*Saved entries*:
------------------------------------
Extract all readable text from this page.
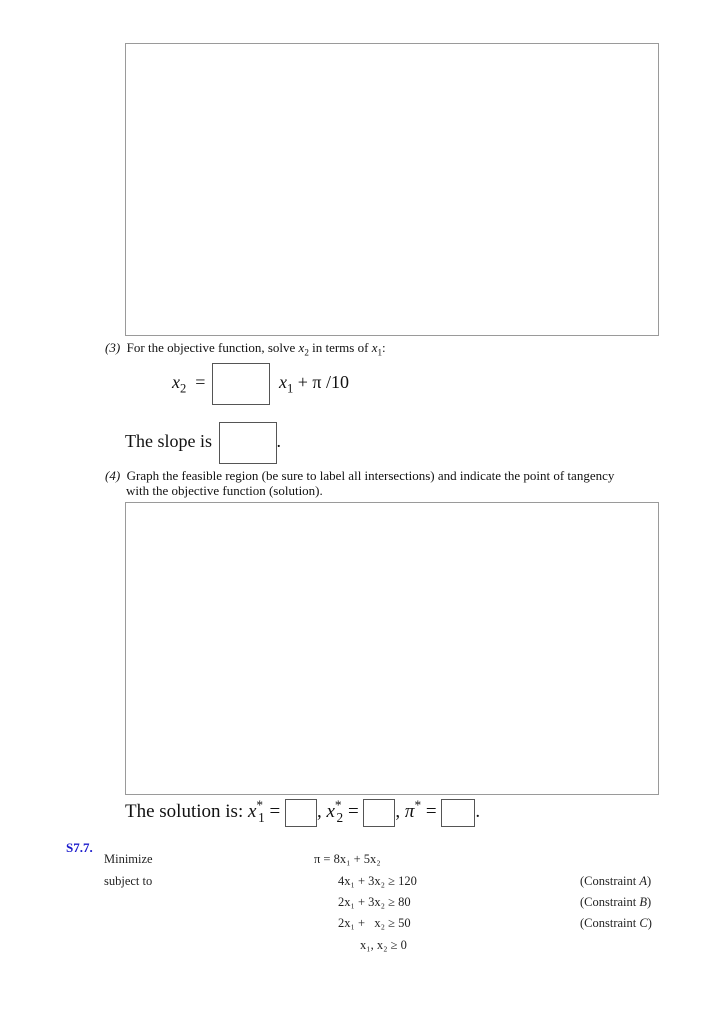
(3) For the objective function, solve $x_2$ in terms of $x_1$:
$x_2$ =	$x_1 + \pi$ /10
The slope is	.
(4) Graph the feasible region (be sure to label all intersections) and indicate the point of tangency
with the objective function (solution).
The solution is: $x^*_1$ = , $x^*_2$ = , π* = .
S7.7.
Minimize	π = 8x₁ + 5x₂
subject to	4x₁ + 3x₂ ≥ 120	(Constraint A)
2x₁ + 3x₂ ≥ 80	(Constraint B)
2x₁ +   x₂ ≥ 50	(Constraint C)
x₁, x₂ ≥ 0
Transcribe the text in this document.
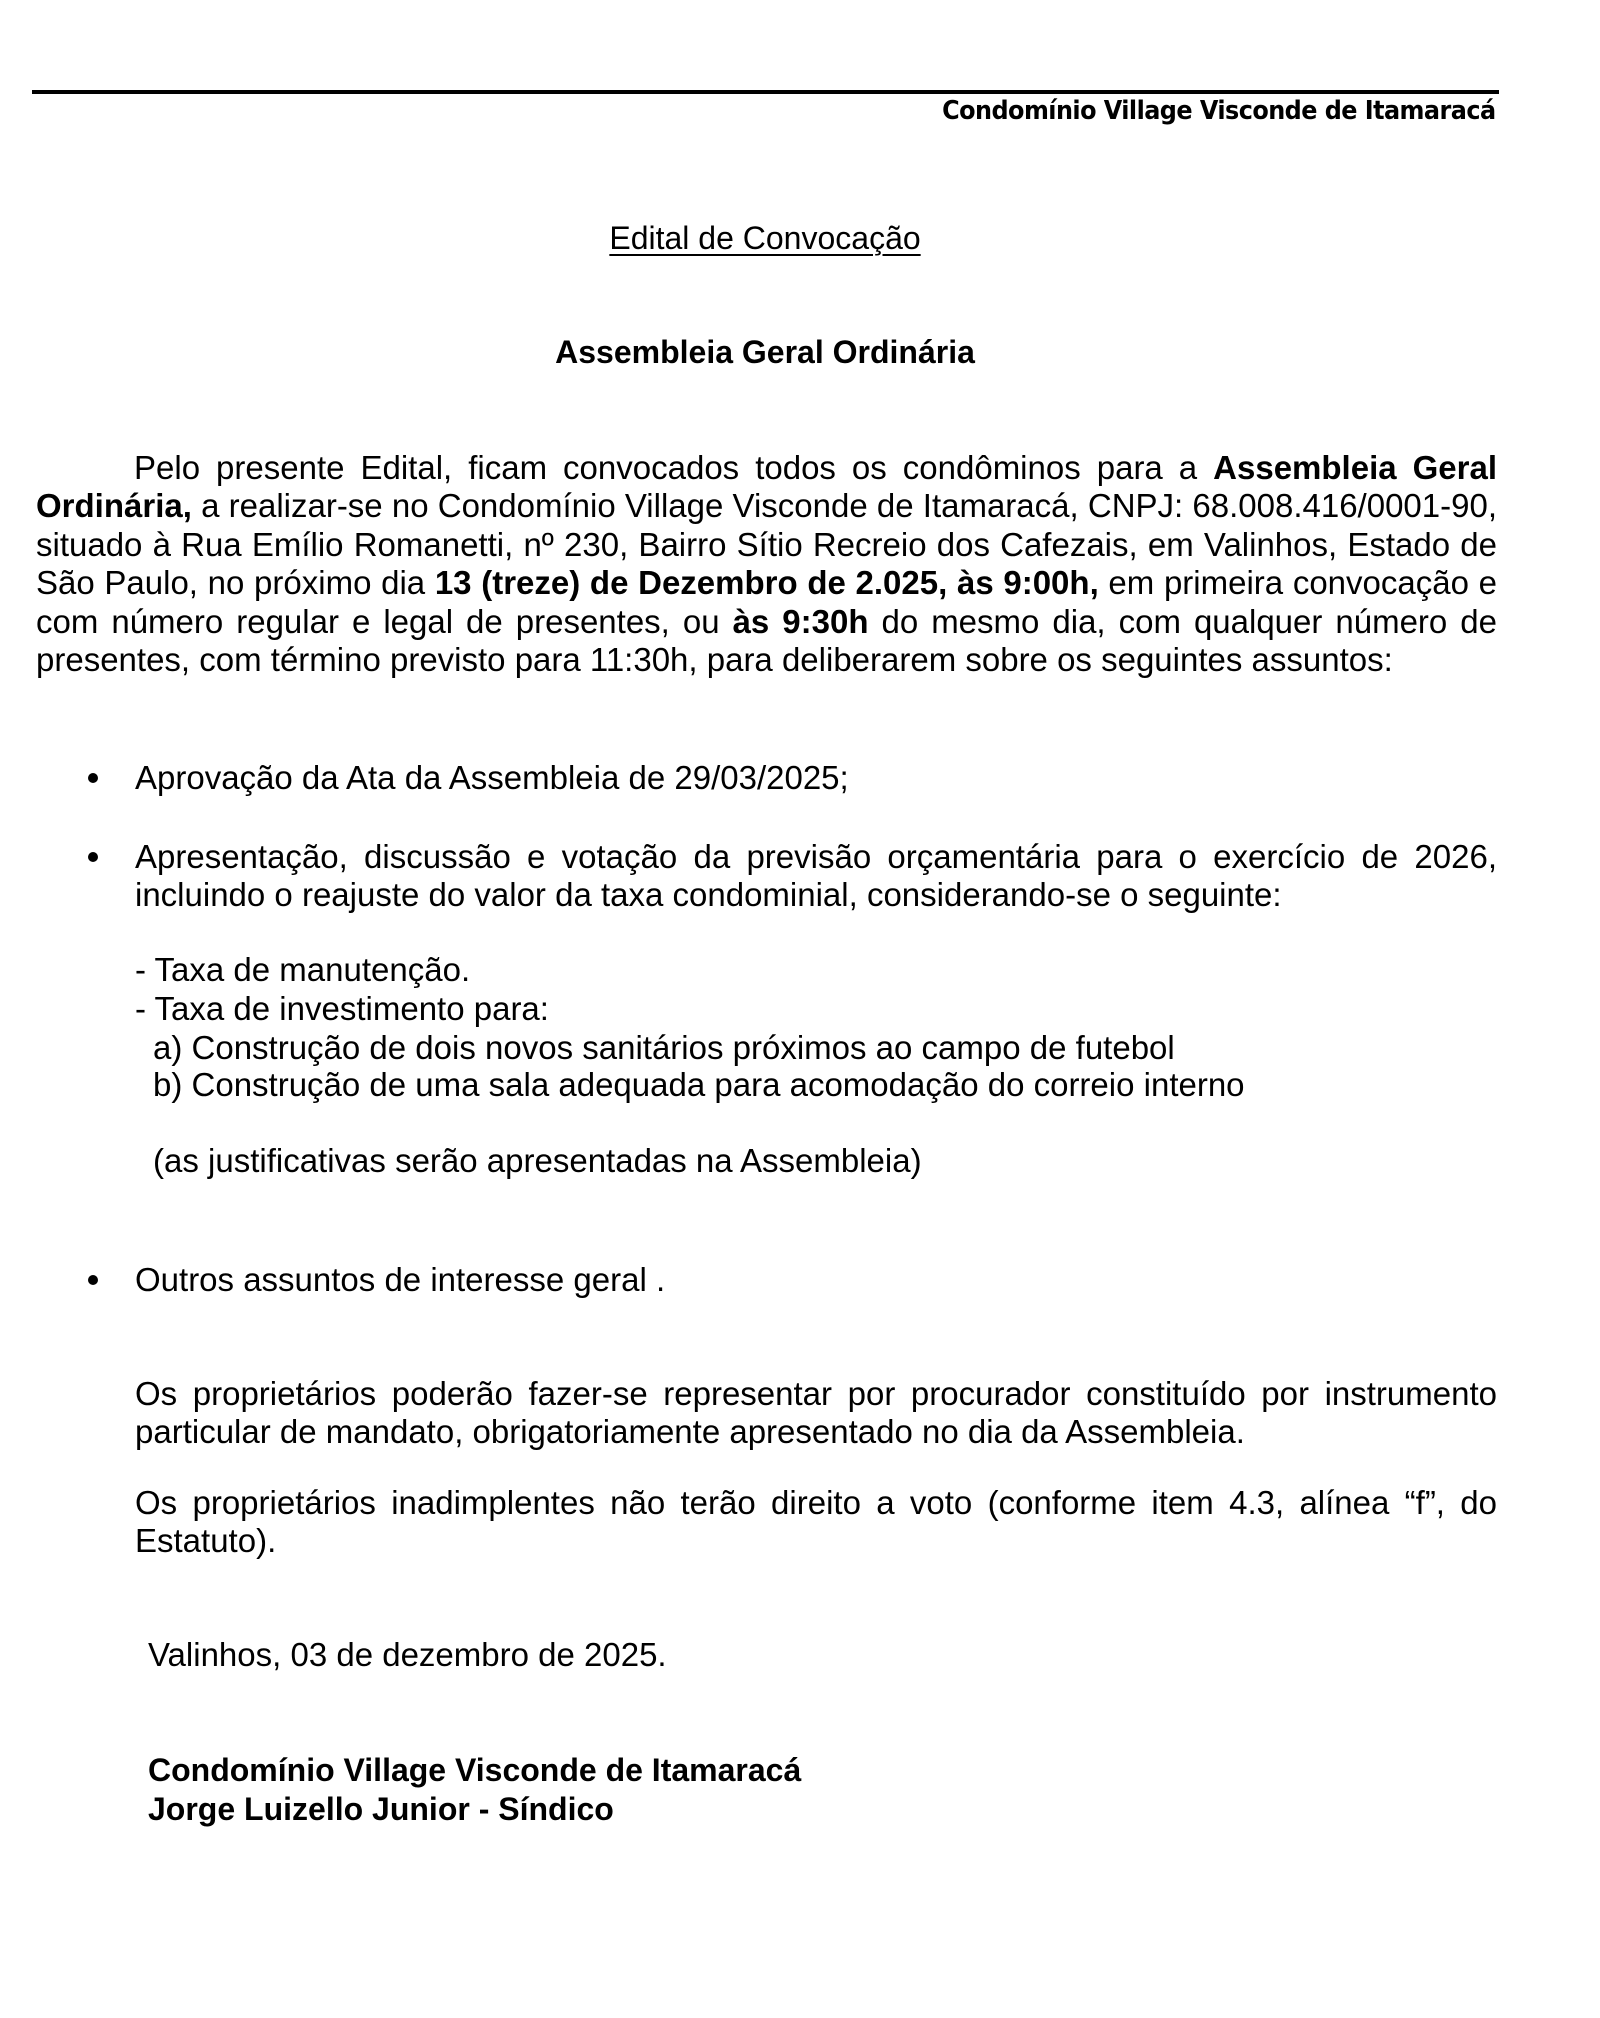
Condomínio Village Visconde de Itamaracá
Edital de Convocação
Assembleia Geral Ordinária

Pelo presente Edital, ficam convocados todos os condôminos para a Assembleia Geral Ordinária, a realizar-se no Condomínio Village Visconde de Itamaracá, CNPJ: 68.008.416/0001-90, situado à Rua Emílio Romanetti, nº 230, Bairro Sítio Recreio dos Cafezais, em Valinhos, Estado de São Paulo, no próximo dia 13 (treze) de Dezembro de 2.025, às 9:00h, em primeira convocação e com número regular e legal de presentes, ou às 9:30h do mesmo dia, com qualquer número de presentes, com término previsto para 11:30h, para deliberarem sobre os seguintes assuntos:

Aprovação da Ata da Assembleia de 29/03/2025;

Apresentação, discussão e votação da previsão orçamentária para o exercício de 2026, incluindo o reajuste do valor da taxa condominial, considerando-se o seguinte:

- Taxa de manutenção.
- Taxa de investimento para:
a) Construção de dois novos sanitários próximos ao campo de futebol
b) Construção de uma sala adequada para acomodação do correio interno
(as justificativas serão apresentadas na Assembleia)
Outros assuntos de interesse geral .

Os proprietários poderão fazer-se representar por procurador constituído por instrumento particular de mandato, obrigatoriamente apresentado no dia da Assembleia.

Os proprietários inadimplentes não terão direito a voto (conforme item 4.3, alínea “f”, do Estatuto).

Valinhos, 03 de dezembro de 2025.
Condomínio Village Visconde de Itamaracá
Jorge Luizello Junior - Síndico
------------------------------------
State how many lines of the records hold the string "assuntos", and nothing else.

*The output*:
2